▶ _JOB_
Change "New Trip" to "Edit Trip" in the lines from the start of the lines through the line holding "trip-name-value: Los Angeles", inclusive. Rewrite those lines with everything else left unchanged.

(Annotated element entries)
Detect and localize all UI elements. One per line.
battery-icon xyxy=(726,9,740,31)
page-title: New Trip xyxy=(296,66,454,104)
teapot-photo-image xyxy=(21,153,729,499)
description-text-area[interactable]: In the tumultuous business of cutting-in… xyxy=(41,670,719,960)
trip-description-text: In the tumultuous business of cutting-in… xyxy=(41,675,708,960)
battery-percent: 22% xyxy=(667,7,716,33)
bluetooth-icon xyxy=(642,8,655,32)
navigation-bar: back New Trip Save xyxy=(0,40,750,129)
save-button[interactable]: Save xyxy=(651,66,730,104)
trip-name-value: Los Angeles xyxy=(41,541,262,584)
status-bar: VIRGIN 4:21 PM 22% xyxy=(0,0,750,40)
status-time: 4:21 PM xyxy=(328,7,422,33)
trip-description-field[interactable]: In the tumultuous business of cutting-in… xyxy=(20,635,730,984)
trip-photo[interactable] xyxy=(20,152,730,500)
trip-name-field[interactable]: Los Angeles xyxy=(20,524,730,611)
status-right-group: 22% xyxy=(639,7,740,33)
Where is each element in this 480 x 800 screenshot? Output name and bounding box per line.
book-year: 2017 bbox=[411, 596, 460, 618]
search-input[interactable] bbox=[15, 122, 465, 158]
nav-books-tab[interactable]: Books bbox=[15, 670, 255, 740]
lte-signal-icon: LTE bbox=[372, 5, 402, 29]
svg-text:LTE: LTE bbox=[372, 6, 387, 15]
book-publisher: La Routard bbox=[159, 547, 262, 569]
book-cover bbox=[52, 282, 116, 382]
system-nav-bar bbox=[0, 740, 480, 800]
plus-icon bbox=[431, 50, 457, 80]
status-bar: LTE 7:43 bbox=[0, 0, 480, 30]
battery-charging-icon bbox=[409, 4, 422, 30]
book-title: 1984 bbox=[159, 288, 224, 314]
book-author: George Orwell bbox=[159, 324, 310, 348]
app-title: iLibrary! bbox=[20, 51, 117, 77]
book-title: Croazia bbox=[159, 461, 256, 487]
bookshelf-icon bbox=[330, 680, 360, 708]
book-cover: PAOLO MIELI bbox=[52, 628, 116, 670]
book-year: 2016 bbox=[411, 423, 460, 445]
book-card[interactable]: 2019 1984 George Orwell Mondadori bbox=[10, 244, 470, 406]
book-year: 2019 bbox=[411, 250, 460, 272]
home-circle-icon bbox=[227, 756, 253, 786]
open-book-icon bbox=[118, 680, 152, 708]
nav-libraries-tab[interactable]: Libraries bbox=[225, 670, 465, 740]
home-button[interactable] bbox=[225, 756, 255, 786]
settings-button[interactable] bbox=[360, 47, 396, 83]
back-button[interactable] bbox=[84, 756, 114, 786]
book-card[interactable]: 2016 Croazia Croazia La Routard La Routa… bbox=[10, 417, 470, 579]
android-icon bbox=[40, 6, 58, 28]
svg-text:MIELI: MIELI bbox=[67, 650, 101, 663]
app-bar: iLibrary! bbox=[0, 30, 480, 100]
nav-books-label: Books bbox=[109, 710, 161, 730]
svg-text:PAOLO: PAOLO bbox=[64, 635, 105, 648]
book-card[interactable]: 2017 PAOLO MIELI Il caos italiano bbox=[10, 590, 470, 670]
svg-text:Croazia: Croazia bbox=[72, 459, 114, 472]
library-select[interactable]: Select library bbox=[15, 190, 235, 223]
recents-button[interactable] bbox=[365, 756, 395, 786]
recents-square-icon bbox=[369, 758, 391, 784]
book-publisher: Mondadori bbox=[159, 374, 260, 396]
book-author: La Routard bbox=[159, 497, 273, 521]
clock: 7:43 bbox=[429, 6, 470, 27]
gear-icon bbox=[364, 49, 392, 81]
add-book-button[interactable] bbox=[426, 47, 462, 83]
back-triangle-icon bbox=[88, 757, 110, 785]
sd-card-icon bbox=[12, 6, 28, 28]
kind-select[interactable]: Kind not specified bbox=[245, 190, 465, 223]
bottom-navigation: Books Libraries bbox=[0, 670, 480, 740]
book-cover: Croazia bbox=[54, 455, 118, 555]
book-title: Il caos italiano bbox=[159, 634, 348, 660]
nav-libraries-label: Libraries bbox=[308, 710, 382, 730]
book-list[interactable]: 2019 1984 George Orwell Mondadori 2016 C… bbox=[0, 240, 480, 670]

▶ _SOLVED EXERCISE_
Detect and localize all UI elements. One per line.
battery-icon xyxy=(726,9,740,31)
page-title: Edit Trip xyxy=(296,66,454,104)
teapot-photo-image xyxy=(21,153,729,499)
description-text-area[interactable]: In the tumultuous business of cutting-in… xyxy=(41,670,719,960)
trip-description-text: In the tumultuous business of cutting-in… xyxy=(41,675,708,960)
battery-percent: 22% xyxy=(667,7,716,33)
bluetooth-icon xyxy=(642,8,655,32)
navigation-bar: back Edit Trip Save xyxy=(0,40,750,129)
save-button[interactable]: Save xyxy=(651,66,730,104)
trip-name-value: Los Angeles xyxy=(41,541,262,584)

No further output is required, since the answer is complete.